** To be done **
Tell how many lines contain the word "image". Reply with the number only.

** Material for this exercise **
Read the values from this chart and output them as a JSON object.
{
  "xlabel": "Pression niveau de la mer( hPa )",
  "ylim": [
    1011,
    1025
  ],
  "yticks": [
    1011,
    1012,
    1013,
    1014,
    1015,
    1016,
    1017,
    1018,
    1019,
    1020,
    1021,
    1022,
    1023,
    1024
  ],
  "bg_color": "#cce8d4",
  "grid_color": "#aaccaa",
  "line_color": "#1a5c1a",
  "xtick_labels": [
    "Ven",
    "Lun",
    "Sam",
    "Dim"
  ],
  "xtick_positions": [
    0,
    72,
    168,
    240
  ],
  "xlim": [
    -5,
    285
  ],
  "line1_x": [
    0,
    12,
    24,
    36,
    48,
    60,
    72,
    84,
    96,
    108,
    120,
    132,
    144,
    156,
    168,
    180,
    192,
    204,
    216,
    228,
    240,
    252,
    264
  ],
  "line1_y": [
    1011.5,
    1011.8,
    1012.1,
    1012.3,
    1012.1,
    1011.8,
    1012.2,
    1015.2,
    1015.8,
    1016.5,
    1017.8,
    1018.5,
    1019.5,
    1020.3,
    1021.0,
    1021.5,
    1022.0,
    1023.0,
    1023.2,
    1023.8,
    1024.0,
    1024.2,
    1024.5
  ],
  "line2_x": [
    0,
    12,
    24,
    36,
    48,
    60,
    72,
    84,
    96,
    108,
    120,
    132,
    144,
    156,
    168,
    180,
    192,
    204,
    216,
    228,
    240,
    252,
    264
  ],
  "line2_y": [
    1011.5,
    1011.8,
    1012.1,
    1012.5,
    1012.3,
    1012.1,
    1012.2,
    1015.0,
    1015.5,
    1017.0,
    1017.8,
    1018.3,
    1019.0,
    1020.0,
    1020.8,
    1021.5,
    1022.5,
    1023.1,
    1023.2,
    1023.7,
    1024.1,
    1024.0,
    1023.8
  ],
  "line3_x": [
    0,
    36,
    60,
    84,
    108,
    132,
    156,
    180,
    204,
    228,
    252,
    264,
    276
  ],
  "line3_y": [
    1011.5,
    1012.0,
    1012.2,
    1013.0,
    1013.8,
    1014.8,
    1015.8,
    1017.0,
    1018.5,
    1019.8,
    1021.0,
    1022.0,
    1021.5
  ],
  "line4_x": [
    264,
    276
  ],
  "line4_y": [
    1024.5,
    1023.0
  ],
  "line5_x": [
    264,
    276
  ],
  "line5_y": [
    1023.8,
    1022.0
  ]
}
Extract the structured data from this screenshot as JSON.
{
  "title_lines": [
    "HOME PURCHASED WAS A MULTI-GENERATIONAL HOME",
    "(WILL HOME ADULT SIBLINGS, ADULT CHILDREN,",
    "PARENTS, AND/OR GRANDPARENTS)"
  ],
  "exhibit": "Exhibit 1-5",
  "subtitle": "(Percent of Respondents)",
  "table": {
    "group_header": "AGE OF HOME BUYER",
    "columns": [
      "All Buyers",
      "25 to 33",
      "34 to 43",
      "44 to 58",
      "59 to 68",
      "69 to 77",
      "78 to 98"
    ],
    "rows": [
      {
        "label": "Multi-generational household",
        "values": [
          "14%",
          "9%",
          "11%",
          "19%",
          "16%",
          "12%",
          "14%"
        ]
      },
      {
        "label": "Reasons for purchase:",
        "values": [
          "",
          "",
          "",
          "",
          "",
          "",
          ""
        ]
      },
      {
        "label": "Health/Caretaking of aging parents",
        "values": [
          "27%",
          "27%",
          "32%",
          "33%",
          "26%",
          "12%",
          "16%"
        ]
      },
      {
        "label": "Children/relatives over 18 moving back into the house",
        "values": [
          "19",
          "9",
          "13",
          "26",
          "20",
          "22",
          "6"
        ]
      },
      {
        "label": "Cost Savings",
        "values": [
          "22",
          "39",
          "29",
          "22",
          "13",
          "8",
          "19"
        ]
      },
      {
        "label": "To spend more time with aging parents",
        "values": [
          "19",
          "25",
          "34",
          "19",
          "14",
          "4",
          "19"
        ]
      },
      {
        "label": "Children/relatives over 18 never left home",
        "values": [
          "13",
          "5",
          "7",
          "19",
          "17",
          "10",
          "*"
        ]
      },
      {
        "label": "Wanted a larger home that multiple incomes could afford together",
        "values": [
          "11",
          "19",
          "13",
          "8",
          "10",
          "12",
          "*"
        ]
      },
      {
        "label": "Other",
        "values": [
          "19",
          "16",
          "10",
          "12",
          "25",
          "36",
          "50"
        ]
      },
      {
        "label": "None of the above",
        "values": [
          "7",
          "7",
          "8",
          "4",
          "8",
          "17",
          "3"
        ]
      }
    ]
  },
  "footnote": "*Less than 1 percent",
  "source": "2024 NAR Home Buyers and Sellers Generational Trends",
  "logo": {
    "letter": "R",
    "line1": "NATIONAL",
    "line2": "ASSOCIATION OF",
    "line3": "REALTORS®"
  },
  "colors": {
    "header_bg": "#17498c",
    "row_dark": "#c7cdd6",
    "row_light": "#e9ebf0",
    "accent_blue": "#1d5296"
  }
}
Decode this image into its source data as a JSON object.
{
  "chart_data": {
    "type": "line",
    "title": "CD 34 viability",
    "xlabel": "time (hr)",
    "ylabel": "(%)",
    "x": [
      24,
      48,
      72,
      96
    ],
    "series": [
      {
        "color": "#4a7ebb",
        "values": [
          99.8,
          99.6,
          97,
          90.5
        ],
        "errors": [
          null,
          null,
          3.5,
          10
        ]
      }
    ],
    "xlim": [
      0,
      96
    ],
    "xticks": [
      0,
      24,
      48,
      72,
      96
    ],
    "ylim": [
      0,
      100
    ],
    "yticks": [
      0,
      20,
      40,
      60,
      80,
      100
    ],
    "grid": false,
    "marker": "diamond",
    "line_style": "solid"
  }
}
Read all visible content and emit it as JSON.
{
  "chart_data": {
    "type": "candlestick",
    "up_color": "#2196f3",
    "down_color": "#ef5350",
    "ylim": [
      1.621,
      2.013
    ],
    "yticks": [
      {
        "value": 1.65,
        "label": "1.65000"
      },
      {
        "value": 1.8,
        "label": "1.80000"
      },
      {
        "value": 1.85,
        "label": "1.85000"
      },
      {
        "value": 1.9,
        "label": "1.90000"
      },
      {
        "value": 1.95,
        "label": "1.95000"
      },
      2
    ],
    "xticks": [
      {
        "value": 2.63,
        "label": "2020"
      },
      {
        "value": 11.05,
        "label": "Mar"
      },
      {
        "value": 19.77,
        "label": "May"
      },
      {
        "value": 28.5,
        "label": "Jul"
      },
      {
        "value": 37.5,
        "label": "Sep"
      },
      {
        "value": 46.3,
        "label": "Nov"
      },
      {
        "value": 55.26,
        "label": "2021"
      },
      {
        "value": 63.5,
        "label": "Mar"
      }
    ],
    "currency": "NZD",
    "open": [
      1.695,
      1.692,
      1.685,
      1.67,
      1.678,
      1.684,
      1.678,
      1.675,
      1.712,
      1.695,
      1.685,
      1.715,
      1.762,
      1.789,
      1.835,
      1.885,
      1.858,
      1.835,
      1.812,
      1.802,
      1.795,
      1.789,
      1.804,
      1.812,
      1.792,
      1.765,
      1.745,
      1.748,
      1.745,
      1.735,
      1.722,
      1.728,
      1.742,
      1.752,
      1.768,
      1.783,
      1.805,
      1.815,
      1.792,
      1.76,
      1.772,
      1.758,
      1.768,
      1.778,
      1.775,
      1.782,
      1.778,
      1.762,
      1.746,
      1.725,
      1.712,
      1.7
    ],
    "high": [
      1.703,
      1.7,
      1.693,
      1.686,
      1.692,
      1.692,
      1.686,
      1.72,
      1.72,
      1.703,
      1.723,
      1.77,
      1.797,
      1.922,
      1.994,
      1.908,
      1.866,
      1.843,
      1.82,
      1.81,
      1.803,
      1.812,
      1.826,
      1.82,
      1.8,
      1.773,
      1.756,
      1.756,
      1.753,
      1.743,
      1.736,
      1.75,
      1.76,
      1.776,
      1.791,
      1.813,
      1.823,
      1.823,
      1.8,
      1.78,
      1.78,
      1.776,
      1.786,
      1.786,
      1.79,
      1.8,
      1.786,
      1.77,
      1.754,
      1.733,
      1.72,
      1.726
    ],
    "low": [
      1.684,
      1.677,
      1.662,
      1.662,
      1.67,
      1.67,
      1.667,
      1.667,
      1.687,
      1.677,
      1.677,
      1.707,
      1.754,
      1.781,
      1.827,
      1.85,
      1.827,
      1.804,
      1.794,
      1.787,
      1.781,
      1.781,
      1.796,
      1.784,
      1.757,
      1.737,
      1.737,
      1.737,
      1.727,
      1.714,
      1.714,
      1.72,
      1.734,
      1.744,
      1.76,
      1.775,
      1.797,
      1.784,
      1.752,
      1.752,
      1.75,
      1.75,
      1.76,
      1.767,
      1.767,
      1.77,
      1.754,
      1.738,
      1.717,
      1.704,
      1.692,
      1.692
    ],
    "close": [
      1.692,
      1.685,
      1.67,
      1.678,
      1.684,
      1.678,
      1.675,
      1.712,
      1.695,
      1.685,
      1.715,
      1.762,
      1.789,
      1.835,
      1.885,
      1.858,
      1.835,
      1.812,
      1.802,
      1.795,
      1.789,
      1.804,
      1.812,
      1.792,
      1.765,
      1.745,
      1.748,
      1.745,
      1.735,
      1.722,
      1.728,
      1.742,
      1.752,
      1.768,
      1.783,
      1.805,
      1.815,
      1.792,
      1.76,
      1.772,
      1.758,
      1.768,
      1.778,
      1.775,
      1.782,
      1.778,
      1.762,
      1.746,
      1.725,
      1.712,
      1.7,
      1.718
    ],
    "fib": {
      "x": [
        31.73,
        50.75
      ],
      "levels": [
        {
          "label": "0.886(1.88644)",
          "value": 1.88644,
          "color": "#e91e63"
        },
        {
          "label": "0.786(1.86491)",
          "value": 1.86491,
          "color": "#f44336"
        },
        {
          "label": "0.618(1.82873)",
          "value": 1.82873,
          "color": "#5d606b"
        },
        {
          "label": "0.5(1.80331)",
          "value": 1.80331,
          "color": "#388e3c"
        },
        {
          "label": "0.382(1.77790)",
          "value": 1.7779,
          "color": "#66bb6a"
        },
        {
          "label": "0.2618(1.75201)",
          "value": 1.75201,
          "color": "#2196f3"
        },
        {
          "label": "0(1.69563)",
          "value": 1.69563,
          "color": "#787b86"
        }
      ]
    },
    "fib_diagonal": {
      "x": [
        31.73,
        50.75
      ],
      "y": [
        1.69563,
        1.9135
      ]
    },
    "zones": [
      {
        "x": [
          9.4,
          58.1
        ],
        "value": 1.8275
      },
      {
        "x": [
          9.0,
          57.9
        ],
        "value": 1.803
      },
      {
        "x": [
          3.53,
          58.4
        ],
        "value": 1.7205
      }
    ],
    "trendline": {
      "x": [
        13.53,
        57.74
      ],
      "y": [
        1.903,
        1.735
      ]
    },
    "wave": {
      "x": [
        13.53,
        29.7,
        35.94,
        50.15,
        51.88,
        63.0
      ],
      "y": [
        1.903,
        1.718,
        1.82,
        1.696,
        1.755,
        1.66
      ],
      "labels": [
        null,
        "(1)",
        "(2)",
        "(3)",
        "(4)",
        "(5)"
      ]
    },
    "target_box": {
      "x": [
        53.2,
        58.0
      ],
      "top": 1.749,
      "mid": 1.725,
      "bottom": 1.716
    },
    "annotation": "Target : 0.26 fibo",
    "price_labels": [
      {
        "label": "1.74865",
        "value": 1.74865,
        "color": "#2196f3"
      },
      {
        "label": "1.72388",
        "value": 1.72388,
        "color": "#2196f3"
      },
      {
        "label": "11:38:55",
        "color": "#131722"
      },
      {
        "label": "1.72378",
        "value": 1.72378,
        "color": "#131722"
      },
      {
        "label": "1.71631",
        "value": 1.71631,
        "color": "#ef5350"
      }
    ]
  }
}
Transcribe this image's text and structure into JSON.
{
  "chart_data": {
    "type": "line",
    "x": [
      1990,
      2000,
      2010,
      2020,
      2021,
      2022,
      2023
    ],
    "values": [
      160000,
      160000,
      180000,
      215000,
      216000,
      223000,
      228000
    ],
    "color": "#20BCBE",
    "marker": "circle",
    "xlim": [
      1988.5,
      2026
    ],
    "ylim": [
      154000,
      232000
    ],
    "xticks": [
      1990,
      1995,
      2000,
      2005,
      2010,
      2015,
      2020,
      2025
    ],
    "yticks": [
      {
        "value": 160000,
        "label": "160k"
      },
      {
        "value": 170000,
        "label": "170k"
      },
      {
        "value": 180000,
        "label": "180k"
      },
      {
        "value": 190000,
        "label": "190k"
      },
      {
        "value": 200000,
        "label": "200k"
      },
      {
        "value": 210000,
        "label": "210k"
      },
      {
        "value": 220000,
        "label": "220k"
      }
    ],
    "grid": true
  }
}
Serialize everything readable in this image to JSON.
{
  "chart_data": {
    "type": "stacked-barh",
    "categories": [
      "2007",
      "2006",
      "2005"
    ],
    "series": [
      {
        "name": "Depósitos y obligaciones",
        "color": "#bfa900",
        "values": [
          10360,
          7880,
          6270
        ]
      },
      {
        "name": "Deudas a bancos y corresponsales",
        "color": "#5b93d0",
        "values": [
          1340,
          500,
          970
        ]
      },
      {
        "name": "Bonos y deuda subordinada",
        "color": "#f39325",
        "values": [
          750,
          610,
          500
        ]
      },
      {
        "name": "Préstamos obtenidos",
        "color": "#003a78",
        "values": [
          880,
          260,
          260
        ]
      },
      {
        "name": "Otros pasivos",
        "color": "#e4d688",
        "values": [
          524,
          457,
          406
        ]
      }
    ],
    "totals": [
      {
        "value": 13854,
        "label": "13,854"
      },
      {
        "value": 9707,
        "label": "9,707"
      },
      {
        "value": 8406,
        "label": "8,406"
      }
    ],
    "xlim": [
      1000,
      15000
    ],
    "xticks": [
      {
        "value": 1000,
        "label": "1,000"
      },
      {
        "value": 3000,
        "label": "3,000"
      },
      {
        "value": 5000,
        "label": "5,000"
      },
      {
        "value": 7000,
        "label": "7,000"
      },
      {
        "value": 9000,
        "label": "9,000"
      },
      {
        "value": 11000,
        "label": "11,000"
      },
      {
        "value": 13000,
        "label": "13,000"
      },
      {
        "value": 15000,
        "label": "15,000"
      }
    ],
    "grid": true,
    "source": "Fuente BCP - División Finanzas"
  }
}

** Solution to this exercise **
3